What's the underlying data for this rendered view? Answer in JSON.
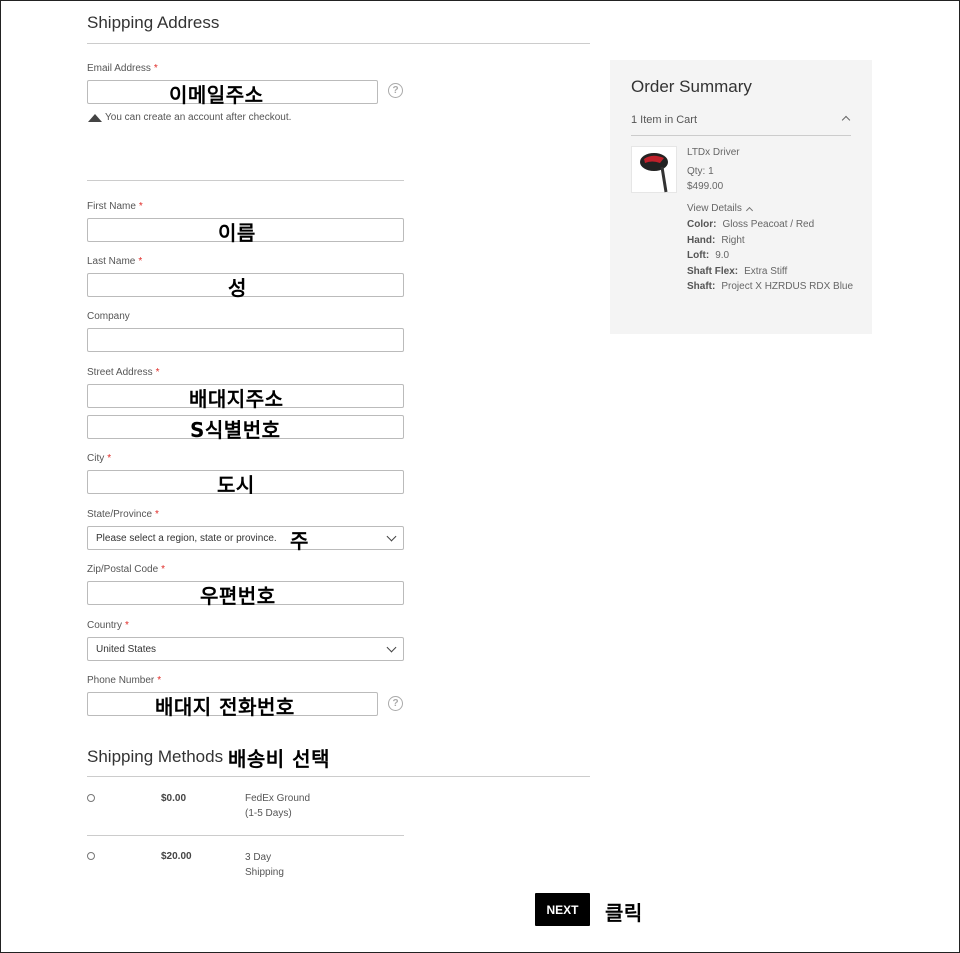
{
  "shipping": {
    "title": "Shipping Address",
    "email_label": "Email Address",
    "email_annotation": "이메일주소",
    "email_note": "You can create an account after checkout.",
    "first_name_label": "First Name",
    "first_name_annotation": "이름",
    "last_name_label": "Last Name",
    "last_name_annotation": "성",
    "company_label": "Company",
    "street_label": "Street Address",
    "street_annotation_1": "배대지주소",
    "street_annotation_2": "S식별번호",
    "city_label": "City",
    "city_annotation": "도시",
    "state_label": "State/Province",
    "state_placeholder": "Please select a region, state or province.",
    "state_annotation": "주",
    "zip_label": "Zip/Postal Code",
    "zip_annotation": "우편번호",
    "country_label": "Country",
    "country_value": "United States",
    "phone_label": "Phone Number",
    "phone_annotation": "배대지 전화번호",
    "required_mark": "*",
    "help_glyph": "?"
  },
  "shipping_methods": {
    "title": "Shipping Methods",
    "annotation": "배송비 선택",
    "options": [
      {
        "price": "$0.00",
        "line1": "FedEx Ground",
        "line2": "(1-5 Days)"
      },
      {
        "price": "$20.00",
        "line1": "3 Day",
        "line2": "Shipping"
      }
    ]
  },
  "next": {
    "label": "NEXT",
    "annotation": "클릭"
  },
  "order_summary": {
    "title": "Order Summary",
    "cart_count": "1 Item in Cart",
    "product_name": "LTDx Driver",
    "qty": "Qty: 1",
    "price": "$499.00",
    "view_details": "View Details",
    "details": [
      {
        "key": "Color:",
        "value": "Gloss Peacoat / Red"
      },
      {
        "key": "Hand:",
        "value": "Right"
      },
      {
        "key": "Loft:",
        "value": "9.0"
      },
      {
        "key": "Shaft Flex:",
        "value": "Extra Stiff"
      },
      {
        "key": "Shaft:",
        "value": "Project X HZRDUS RDX Blue"
      }
    ]
  },
  "icons": {
    "help": "help-circle-icon",
    "select_arrow": "chevron-down-icon",
    "collapse": "chevron-up-icon",
    "note": "triangle-up-icon"
  }
}
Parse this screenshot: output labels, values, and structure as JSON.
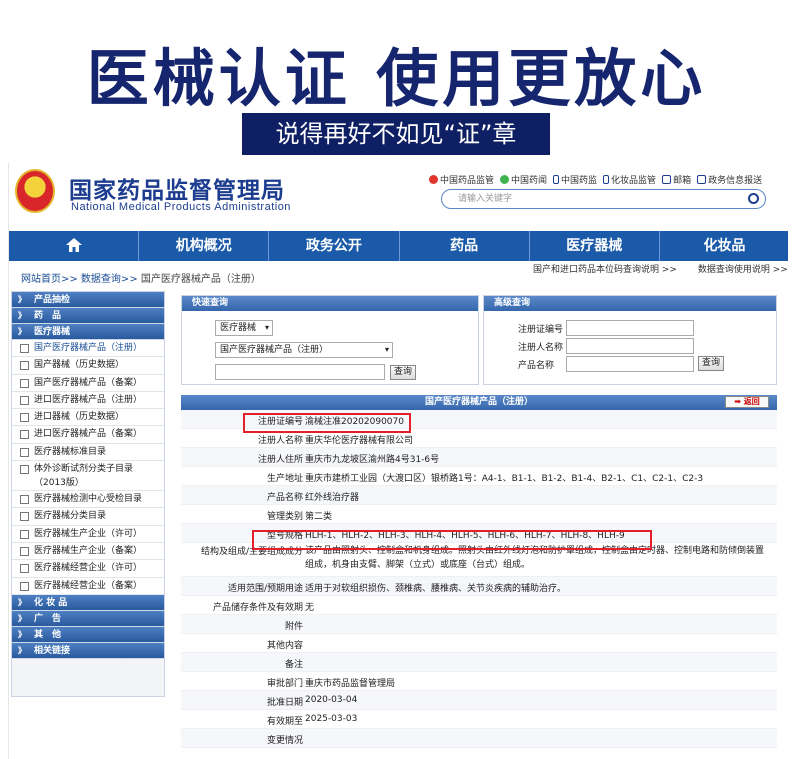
{
  "banner": {
    "title": "医械认证 使用更放心",
    "subtitle": "说得再好不如见“证”章"
  },
  "site": {
    "name_cn": "国家药品监督管理局",
    "name_en": "National Medical Products Administration",
    "top_links": [
      "中国药品监管",
      "中国药闻",
      "中国药监",
      "化妆品监管",
      "邮箱",
      "政务信息报送"
    ],
    "search_placeholder": "请输入关键字"
  },
  "nav": [
    "机构概况",
    "政务公开",
    "药品",
    "医疗器械",
    "化妆品"
  ],
  "breadcrumb": {
    "part1": "网站首页>> 数据查询>>",
    "part2": "国产医疗器械产品（注册）"
  },
  "right_links": [
    "国产和进口药品本位码查询说明 >>",
    "数据查询使用说明 >>"
  ],
  "sidebar": {
    "sections": [
      {
        "head": "产品抽检",
        "items": []
      },
      {
        "head": "药　品",
        "items": []
      },
      {
        "head": "医疗器械",
        "items": [
          "国产医疗器械产品（注册）",
          "国产器械（历史数据）",
          "国产医疗器械产品（备案）",
          "进口医疗器械产品（注册）",
          "进口器械（历史数据）",
          "进口医疗器械产品（备案）",
          "医疗器械标准目录",
          "体外诊断试剂分类子目录（2013版）",
          "医疗器械检测中心受检目录",
          "医疗器械分类目录",
          "医疗器械生产企业（许可）",
          "医疗器械生产企业（备案）",
          "医疗器械经营企业（许可）",
          "医疗器械经营企业（备案）"
        ]
      },
      {
        "head": "化 妆 品",
        "items": []
      },
      {
        "head": "广　告",
        "items": []
      },
      {
        "head": "其　他",
        "items": []
      },
      {
        "head": "相关链接",
        "items": []
      }
    ]
  },
  "quick_search": {
    "title": "快速查询",
    "select1": "医疗器械",
    "select2": "国产医疗器械产品（注册）",
    "button": "查询"
  },
  "advanced_search": {
    "title": "高级查询",
    "field1": "注册证编号",
    "field2": "注册人名称",
    "field3": "产品名称",
    "button": "查询"
  },
  "detail": {
    "title": "国产医疗器械产品（注册）",
    "back": "返回",
    "rows": [
      {
        "k": "注册证编号",
        "v": "渝械注准20202090070"
      },
      {
        "k": "注册人名称",
        "v": "重庆华伦医疗器械有限公司"
      },
      {
        "k": "注册人住所",
        "v": "重庆市九龙坡区渝州路4号31-6号"
      },
      {
        "k": "生产地址",
        "v": "重庆市建桥工业园（大渡口区）银桥路1号：A4-1、B1-1、B1-2、B1-4、B2-1、C1、C2-1、C2-3"
      },
      {
        "k": "产品名称",
        "v": "红外线治疗器"
      },
      {
        "k": "管理类别",
        "v": "第二类"
      },
      {
        "k": "型号规格",
        "v": "HLH-1、HLH-2、HLH-3、HLH-4、HLH-5、HLH-6、HLH-7、HLH-8、HLH-9"
      },
      {
        "k": "结构及组成/主要组成成分",
        "v": "该产品由照射头、控制盒和机身组成。照射头由红外线灯泡和防护罩组成，控制盒由定时器、控制电路和防倾倒装置组成，机身由支臂、脚架（立式）或底座（台式）组成。",
        "multi": true
      },
      {
        "k": "适用范围/预期用途",
        "v": "适用于对软组织损伤、颈椎病、腰椎病、关节炎疾病的辅助治疗。"
      },
      {
        "k": "产品储存条件及有效期",
        "v": "无"
      },
      {
        "k": "附件",
        "v": ""
      },
      {
        "k": "其他内容",
        "v": ""
      },
      {
        "k": "备注",
        "v": ""
      },
      {
        "k": "审批部门",
        "v": "重庆市药品监督管理局"
      },
      {
        "k": "批准日期",
        "v": "2020-03-04"
      },
      {
        "k": "有效期至",
        "v": "2025-03-03"
      },
      {
        "k": "变更情况",
        "v": ""
      }
    ]
  },
  "colors": {
    "banner_title": "#15256e",
    "nav_bg": "#1a5aa8",
    "highlight": "#e3202a"
  }
}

━━━━━━━━━━━━━━━━━━━━

■ **PROBLEM**:
Restate the entire listing word for word, excluding pictures.

■ **WRITTEN ANSWER**:
What's the underlying data for this rendered view? Answer in JSON.
{
  "shipping": {
    "title": "Shipping Address",
    "email_label": "Email Address",
    "email_annotation": "이메일주소",
    "email_note": "You can create an account after checkout.",
    "first_name_label": "First Name",
    "first_name_annotation": "이름",
    "last_name_label": "Last Name",
    "last_name_annotation": "성",
    "company_label": "Company",
    "street_label": "Street Address",
    "street_annotation_1": "배대지주소",
    "street_annotation_2": "S식별번호",
    "city_label": "City",
    "city_annotation": "도시",
    "state_label": "State/Province",
    "state_placeholder": "Please select a region, state or province.",
    "state_annotation": "주",
    "zip_label": "Zip/Postal Code",
    "zip_annotation": "우편번호",
    "country_label": "Country",
    "country_value": "United States",
    "phone_label": "Phone Number",
    "phone_annotation": "배대지 전화번호",
    "required_mark": "*",
    "help_glyph": "?"
  },
  "shipping_methods": {
    "title": "Shipping Methods",
    "annotation": "배송비 선택",
    "options": [
      {
        "price": "$0.00",
        "line1": "FedEx Ground",
        "line2": "(1-5 Days)"
      },
      {
        "price": "$20.00",
        "line1": "3 Day",
        "line2": "Shipping"
      }
    ]
  },
  "next": {
    "label": "NEXT",
    "annotation": "클릭"
  },
  "order_summary": {
    "title": "Order Summary",
    "cart_count": "1 Item in Cart",
    "product_name": "LTDx Driver",
    "qty": "Qty: 1",
    "price": "$499.00",
    "view_details": "View Details",
    "details": [
      {
        "key": "Color:",
        "value": "Gloss Peacoat / Red"
      },
      {
        "key": "Hand:",
        "value": "Right"
      },
      {
        "key": "Loft:",
        "value": "9.0"
      },
      {
        "key": "Shaft Flex:",
        "value": "Extra Stiff"
      },
      {
        "key": "Shaft:",
        "value": "Project X HZRDUS RDX Blue"
      }
    ]
  },
  "icons": {
    "help": "help-circle-icon",
    "select_arrow": "chevron-down-icon",
    "collapse": "chevron-up-icon",
    "note": "triangle-up-icon"
  }
}
Parse this screenshot: output labels, values, and structure as JSON.
{
  "banner": {
    "title": "医械认证 使用更放心",
    "subtitle": "说得再好不如见“证”章"
  },
  "site": {
    "name_cn": "国家药品监督管理局",
    "name_en": "National Medical Products Administration",
    "top_links": [
      "中国药品监管",
      "中国药闻",
      "中国药监",
      "化妆品监管",
      "邮箱",
      "政务信息报送"
    ],
    "search_placeholder": "请输入关键字"
  },
  "nav": [
    "机构概况",
    "政务公开",
    "药品",
    "医疗器械",
    "化妆品"
  ],
  "breadcrumb": {
    "part1": "网站首页>> 数据查询>>",
    "part2": "国产医疗器械产品（注册）"
  },
  "right_links": [
    "国产和进口药品本位码查询说明 >>",
    "数据查询使用说明 >>"
  ],
  "sidebar": {
    "sections": [
      {
        "head": "产品抽检",
        "items": []
      },
      {
        "head": "药　品",
        "items": []
      },
      {
        "head": "医疗器械",
        "items": [
          "国产医疗器械产品（注册）",
          "国产器械（历史数据）",
          "国产医疗器械产品（备案）",
          "进口医疗器械产品（注册）",
          "进口器械（历史数据）",
          "进口医疗器械产品（备案）",
          "医疗器械标准目录",
          "体外诊断试剂分类子目录（2013版）",
          "医疗器械检测中心受检目录",
          "医疗器械分类目录",
          "医疗器械生产企业（许可）",
          "医疗器械生产企业（备案）",
          "医疗器械经营企业（许可）",
          "医疗器械经营企业（备案）"
        ]
      },
      {
        "head": "化 妆 品",
        "items": []
      },
      {
        "head": "广　告",
        "items": []
      },
      {
        "head": "其　他",
        "items": []
      },
      {
        "head": "相关链接",
        "items": []
      }
    ]
  },
  "quick_search": {
    "title": "快速查询",
    "select1": "医疗器械",
    "select2": "国产医疗器械产品（注册）",
    "button": "查询"
  },
  "advanced_search": {
    "title": "高级查询",
    "field1": "注册证编号",
    "field2": "注册人名称",
    "field3": "产品名称",
    "button": "查询"
  },
  "detail": {
    "title": "国产医疗器械产品（注册）",
    "back": "返回",
    "rows": [
      {
        "k": "注册证编号",
        "v": "渝械注准20202090070"
      },
      {
        "k": "注册人名称",
        "v": "重庆华伦医疗器械有限公司"
      },
      {
        "k": "注册人住所",
        "v": "重庆市九龙坡区渝州路4号31-6号"
      },
      {
        "k": "生产地址",
        "v": "重庆市建桥工业园（大渡口区）银桥路1号：A4-1、B1-1、B1-2、B1-4、B2-1、C1、C2-1、C2-3"
      },
      {
        "k": "产品名称",
        "v": "红外线治疗器"
      },
      {
        "k": "管理类别",
        "v": "第二类"
      },
      {
        "k": "型号规格",
        "v": "HLH-1、HLH-2、HLH-3、HLH-4、HLH-5、HLH-6、HLH-7、HLH-8、HLH-9"
      },
      {
        "k": "结构及组成/主要组成成分",
        "v": "该产品由照射头、控制盒和机身组成。照射头由红外线灯泡和防护罩组成，控制盒由定时器、控制电路和防倾倒装置组成，机身由支臂、脚架（立式）或底座（台式）组成。",
        "multi": true
      },
      {
        "k": "适用范围/预期用途",
        "v": "适用于对软组织损伤、颈椎病、腰椎病、关节炎疾病的辅助治疗。"
      },
      {
        "k": "产品储存条件及有效期",
        "v": "无"
      },
      {
        "k": "附件",
        "v": ""
      },
      {
        "k": "其他内容",
        "v": ""
      },
      {
        "k": "备注",
        "v": ""
      },
      {
        "k": "审批部门",
        "v": "重庆市药品监督管理局"
      },
      {
        "k": "批准日期",
        "v": "2020-03-04"
      },
      {
        "k": "有效期至",
        "v": "2025-03-03"
      },
      {
        "k": "变更情况",
        "v": ""
      }
    ]
  },
  "colors": {
    "banner_title": "#15256e",
    "nav_bg": "#1a5aa8",
    "highlight": "#e3202a"
  }
}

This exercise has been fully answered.